# Aim
Print out each entry below exactly, please.

# Supplied entries
============================================================

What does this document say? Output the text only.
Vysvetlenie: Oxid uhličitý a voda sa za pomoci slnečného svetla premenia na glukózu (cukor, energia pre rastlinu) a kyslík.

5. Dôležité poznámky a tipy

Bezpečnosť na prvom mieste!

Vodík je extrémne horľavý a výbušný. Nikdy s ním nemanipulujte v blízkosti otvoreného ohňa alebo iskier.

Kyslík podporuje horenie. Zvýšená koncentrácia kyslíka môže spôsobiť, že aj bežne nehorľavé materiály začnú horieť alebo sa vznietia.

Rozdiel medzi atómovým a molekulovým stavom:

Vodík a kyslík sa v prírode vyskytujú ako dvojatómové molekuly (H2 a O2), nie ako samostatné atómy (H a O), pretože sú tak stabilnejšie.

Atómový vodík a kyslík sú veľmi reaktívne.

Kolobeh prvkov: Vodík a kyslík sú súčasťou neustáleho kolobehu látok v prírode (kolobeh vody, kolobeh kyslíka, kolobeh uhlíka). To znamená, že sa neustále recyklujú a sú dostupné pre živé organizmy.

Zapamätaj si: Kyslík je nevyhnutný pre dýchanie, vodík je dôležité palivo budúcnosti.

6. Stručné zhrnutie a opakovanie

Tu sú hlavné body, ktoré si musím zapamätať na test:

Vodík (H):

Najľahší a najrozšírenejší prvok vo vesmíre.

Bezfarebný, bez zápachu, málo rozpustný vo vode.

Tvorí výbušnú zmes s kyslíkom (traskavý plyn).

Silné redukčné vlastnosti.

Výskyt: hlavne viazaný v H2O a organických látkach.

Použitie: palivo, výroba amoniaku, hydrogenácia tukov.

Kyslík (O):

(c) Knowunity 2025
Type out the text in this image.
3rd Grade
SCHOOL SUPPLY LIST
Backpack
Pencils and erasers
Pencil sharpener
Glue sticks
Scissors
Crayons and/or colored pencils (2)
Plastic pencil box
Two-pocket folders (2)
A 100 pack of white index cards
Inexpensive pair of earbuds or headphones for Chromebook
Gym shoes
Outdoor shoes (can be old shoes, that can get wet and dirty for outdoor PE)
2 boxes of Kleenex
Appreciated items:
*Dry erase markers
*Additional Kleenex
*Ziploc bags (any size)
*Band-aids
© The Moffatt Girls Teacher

============================================================

# Exercise solution
What does this document say? Output the text only.
Vysvetlenie: Oxid uhličitý a voda sa za pomoci slnečného svetla premenia na glukózu (cukor, energia pre rastlinu) a kyslík.

5. Dôležité poznámky a tipy

Bezpečnosť na prvom mieste!

Vodík je extrémne horľavý a výbušný. Nikdy s ním nemanipulujte v blízkosti otvoreného ohňa alebo iskier.

Kyslík podporuje horenie. Zvýšená koncentrácia kyslíka môže spôsobiť, že aj bežne nehorľavé materiály začnú horieť alebo sa vznietia.

Rozdiel medzi atómovým a molekulovým stavom:

Vodík a kyslík sa v prírode vyskytujú ako dvojatómové molekuly (H2 a O2), nie ako samostatné atómy (H a O), pretože sú tak stabilnejšie.

Atómový vodík a kyslík sú veľmi reaktívne.

Kolobeh prvkov: Vodík a kyslík sú súčasťou neustáleho kolobehu látok v prírode (kolobeh vody, kolobeh kyslíka, kolobeh uhlíka). To znamená, že sa neustále recyklujú a sú dostupné pre živé organizmy.

Zapamätaj si: Kyslík je nevyhnutný pre dýchanie, vodík je dôležité palivo budúcnosti.

6. Stručné zhrnutie a opakovanie

Tu sú hlavné body, ktoré si musím zapamätať na test:

Vodík (H):

Najľahší a najrozšírenejší prvok vo vesmíre.

Bezfarebný, bez zápachu, málo rozpustný vo vode.

Tvorí výbušnú zmes s kyslíkom (traskavý plyn).

Silné redukčné vlastnosti.

Výskyt: hlavne viazaný v H2O a organických látkach.

Použitie: palivo, výroba amoniaku, hydrogenácia tukov.

Kyslík (O):

(c) Knowunity 2025
Type out the text in this image.
3rd Grade
SCHOOL SUPPLY LIST
Backpack
Pencils and erasers
Pencil sharpener
Glue sticks
Scissors
Crayons and/or colored pencils (2)
Plastic pencil box
Two-pocket folders (2)
A 100 pack of white index cards
Inexpensive pair of earbuds or headphones for Chromebook
Gym shoes
Outdoor shoes (can be old shoes, that can get wet and dirty for outdoor PE)
2 boxes of Kleenex
Appreciated items:
*Dry erase markers
*Additional Kleenex
*Ziploc bags (any size)
*Band-aids
© The Moffatt Girls Teacher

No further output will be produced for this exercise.